**DATI**
=====
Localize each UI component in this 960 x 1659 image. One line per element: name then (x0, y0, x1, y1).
=====
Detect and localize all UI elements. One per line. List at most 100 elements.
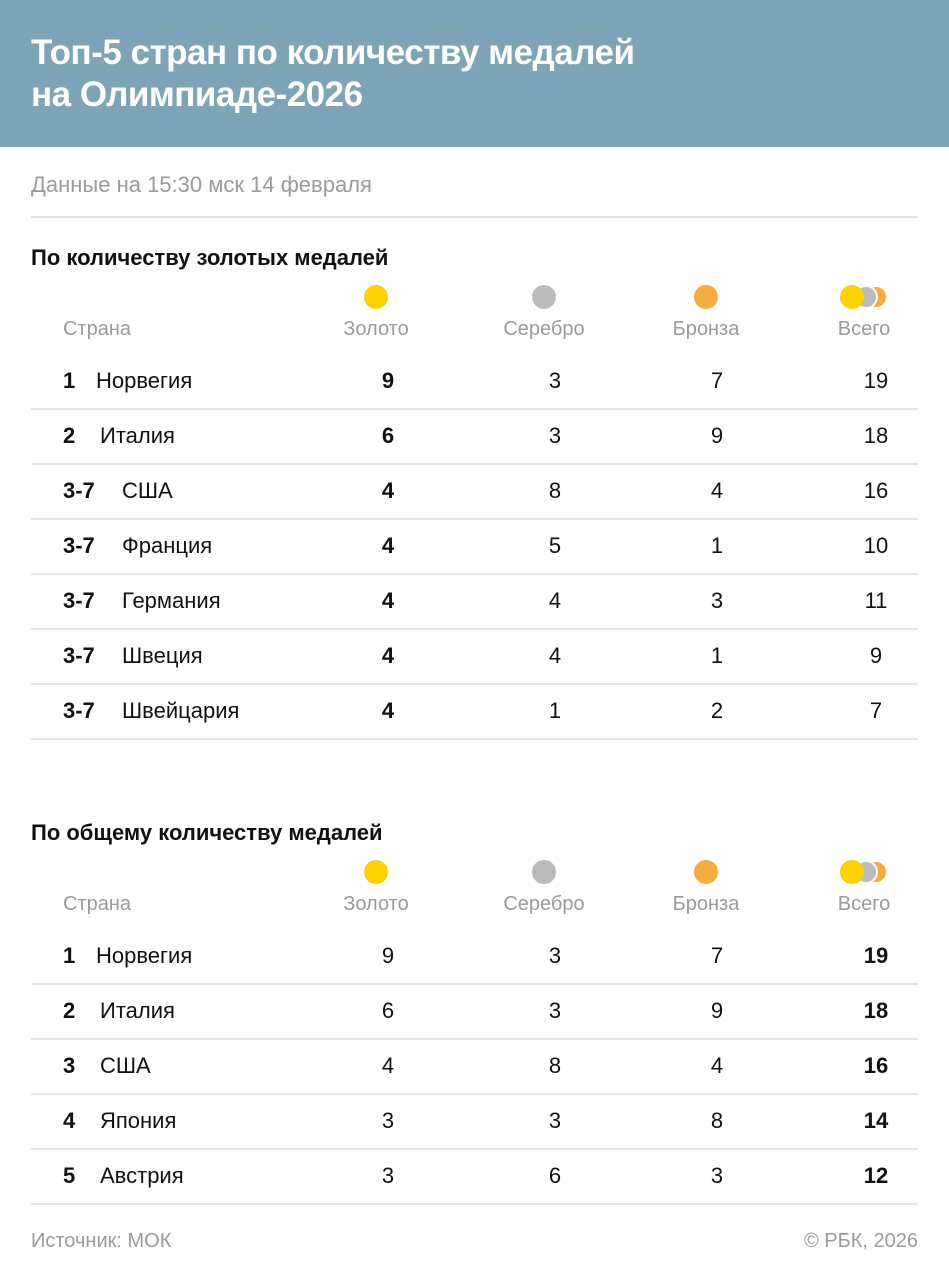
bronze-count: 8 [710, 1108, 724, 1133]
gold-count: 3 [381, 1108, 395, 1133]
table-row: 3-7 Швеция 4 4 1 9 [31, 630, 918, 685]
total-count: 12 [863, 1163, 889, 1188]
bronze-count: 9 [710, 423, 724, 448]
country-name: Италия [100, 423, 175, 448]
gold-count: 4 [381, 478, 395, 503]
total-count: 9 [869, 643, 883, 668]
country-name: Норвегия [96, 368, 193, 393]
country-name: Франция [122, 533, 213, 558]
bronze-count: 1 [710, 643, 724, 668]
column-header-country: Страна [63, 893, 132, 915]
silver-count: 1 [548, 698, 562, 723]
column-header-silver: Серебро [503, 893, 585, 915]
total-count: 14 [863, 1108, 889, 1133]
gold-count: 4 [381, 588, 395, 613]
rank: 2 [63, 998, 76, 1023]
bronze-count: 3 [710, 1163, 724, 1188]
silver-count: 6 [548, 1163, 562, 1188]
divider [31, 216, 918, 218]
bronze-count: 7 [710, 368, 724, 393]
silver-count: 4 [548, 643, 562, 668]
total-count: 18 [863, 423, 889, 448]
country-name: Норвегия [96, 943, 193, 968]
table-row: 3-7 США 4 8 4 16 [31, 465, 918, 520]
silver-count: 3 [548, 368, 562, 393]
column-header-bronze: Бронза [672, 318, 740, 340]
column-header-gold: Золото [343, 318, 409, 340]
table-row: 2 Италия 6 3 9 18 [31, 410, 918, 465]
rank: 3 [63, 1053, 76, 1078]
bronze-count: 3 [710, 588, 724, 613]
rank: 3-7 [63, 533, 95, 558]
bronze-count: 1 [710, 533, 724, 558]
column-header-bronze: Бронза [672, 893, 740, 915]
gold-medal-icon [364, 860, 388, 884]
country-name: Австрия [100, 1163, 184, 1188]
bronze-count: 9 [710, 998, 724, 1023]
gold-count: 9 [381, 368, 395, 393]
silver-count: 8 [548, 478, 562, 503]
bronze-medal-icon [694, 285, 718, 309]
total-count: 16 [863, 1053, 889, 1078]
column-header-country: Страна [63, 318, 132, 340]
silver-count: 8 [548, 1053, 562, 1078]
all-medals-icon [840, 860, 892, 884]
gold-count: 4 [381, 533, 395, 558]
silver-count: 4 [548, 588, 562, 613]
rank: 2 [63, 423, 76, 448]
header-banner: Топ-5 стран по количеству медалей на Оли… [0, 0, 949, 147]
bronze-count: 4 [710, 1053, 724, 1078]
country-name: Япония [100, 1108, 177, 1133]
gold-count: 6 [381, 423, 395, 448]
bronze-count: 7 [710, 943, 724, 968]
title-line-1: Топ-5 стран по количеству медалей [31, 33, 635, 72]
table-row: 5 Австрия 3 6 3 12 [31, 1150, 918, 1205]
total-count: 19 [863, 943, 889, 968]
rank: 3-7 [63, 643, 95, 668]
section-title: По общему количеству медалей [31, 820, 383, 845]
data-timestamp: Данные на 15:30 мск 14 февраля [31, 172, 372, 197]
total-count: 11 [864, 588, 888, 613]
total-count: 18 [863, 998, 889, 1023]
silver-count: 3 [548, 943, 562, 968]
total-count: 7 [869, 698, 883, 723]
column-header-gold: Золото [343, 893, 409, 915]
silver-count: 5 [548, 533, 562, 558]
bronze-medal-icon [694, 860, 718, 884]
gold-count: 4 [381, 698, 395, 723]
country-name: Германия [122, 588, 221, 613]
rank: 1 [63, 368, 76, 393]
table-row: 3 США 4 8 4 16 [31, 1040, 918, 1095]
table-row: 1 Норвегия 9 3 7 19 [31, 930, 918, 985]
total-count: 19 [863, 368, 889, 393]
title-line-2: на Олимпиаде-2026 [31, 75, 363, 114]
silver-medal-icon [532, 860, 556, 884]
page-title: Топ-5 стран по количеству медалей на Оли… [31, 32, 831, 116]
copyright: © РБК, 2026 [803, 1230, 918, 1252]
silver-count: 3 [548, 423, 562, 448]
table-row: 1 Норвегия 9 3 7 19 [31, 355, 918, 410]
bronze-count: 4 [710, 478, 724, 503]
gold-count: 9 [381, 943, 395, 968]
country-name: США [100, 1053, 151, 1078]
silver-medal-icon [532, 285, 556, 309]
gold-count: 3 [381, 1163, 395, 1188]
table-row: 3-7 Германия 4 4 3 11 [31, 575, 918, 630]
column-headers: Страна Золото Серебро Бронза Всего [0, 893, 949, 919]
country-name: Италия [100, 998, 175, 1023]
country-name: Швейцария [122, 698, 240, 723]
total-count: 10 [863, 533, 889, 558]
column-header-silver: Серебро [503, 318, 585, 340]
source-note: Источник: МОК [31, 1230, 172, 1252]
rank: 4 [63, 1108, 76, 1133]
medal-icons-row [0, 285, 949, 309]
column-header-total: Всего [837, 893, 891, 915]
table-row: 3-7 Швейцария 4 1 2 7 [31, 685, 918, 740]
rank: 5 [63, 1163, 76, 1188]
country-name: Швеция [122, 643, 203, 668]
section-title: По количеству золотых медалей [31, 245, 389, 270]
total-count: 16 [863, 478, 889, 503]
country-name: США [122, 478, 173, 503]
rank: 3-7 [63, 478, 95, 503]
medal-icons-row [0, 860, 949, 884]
=====
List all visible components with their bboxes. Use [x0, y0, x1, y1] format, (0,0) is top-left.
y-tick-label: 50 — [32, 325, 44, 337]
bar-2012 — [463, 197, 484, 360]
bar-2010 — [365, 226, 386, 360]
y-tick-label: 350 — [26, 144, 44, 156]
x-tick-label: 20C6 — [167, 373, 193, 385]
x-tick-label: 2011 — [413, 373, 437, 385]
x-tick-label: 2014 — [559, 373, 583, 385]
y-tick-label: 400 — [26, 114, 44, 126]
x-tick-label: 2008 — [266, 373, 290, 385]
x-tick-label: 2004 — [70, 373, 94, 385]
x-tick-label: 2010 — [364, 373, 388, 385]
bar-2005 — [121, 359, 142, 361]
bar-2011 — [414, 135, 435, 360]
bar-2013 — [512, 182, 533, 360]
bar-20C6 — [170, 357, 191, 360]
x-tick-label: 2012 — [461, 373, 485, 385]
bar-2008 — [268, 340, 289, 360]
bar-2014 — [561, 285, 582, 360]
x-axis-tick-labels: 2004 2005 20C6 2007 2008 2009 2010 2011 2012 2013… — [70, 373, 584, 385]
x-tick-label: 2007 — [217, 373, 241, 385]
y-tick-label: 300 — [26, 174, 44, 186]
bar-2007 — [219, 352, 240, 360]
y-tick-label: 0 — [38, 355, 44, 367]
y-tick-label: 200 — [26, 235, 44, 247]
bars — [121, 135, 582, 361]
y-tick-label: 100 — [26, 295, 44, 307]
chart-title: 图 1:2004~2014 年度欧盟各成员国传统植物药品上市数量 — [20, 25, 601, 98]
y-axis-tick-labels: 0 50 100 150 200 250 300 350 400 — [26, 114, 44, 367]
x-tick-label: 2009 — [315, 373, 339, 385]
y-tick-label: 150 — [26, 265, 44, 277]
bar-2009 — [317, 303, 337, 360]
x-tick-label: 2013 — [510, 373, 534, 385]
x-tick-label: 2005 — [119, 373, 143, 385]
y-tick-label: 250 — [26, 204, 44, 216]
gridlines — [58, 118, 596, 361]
=====
Indica quante righe dei record contengono la parola "Швеция", distinguendo tra maiuscole e minuscole. Scrivi soltanto il numero.

2